Filter the entries below, keeping every line that has the word "title".

## Records provided
◆ ◆ ◆ ◆

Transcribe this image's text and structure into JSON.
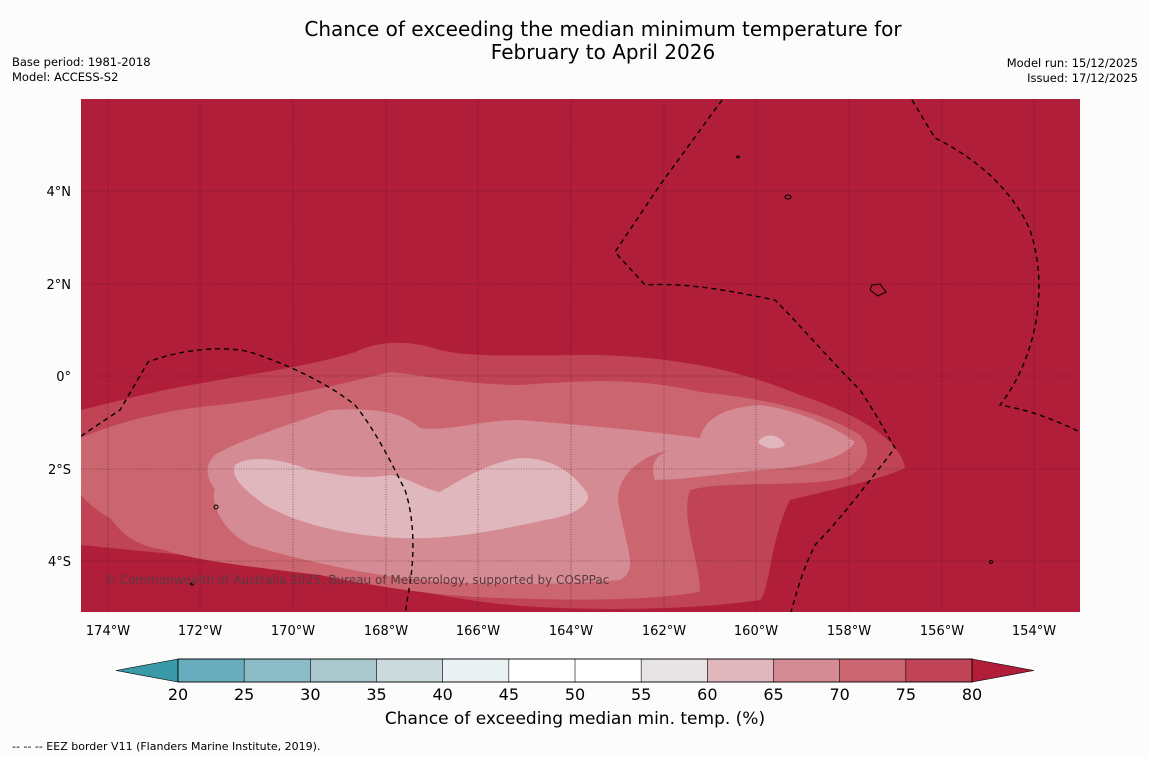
{
  "title": {
    "line1": "Chance of exceeding the median minimum temperature for",
    "line2": "February to April 2026"
  },
  "meta_left": {
    "base_period": "Base period: 1981-2018",
    "model": "Model: ACCESS-S2"
  },
  "meta_right": {
    "model_run": "Model run: 15/12/2025",
    "issued": "Issued: 17/12/2025"
  },
  "map": {
    "lon_labels": [
      "174°W",
      "172°W",
      "170°W",
      "168°W",
      "166°W",
      "164°W",
      "162°W",
      "160°W",
      "158°W",
      "156°W",
      "154°W"
    ],
    "lat_labels": [
      "4°N",
      "2°N",
      "0°",
      "2°S",
      "4°S"
    ],
    "copyright": "© Commonwealth of Australia 2025, Bureau of Meteorology, supported by COSPPac",
    "colors": {
      "above_80": "#b11e3a",
      "75_80": "#c04455",
      "70_75": "#cb6670",
      "65_70": "#d58b93",
      "60_65": "#e0b7bc"
    }
  },
  "colorbar": {
    "ticks": [
      "20",
      "25",
      "30",
      "35",
      "40",
      "45",
      "50",
      "55",
      "60",
      "65",
      "70",
      "75",
      "80"
    ],
    "colors": [
      "#3b9aaa",
      "#68adbd",
      "#8bbcc7",
      "#a8c8cd",
      "#cbdadd",
      "#e9f1f2",
      "#ffffff",
      "#ffffff",
      "#e8e4e5",
      "#e0b7bc",
      "#d58b93",
      "#cb6670",
      "#c04455",
      "#b11e3a"
    ],
    "title": "Chance of exceeding median min. temp. (%)"
  },
  "footer": "--  --  -- EEZ border V11 (Flanders Marine Institute, 2019)."
}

◆ ◆ ◆ ◆

## Task result
  "title": {
    "title": "Chance of exceeding median min. temp. (%)"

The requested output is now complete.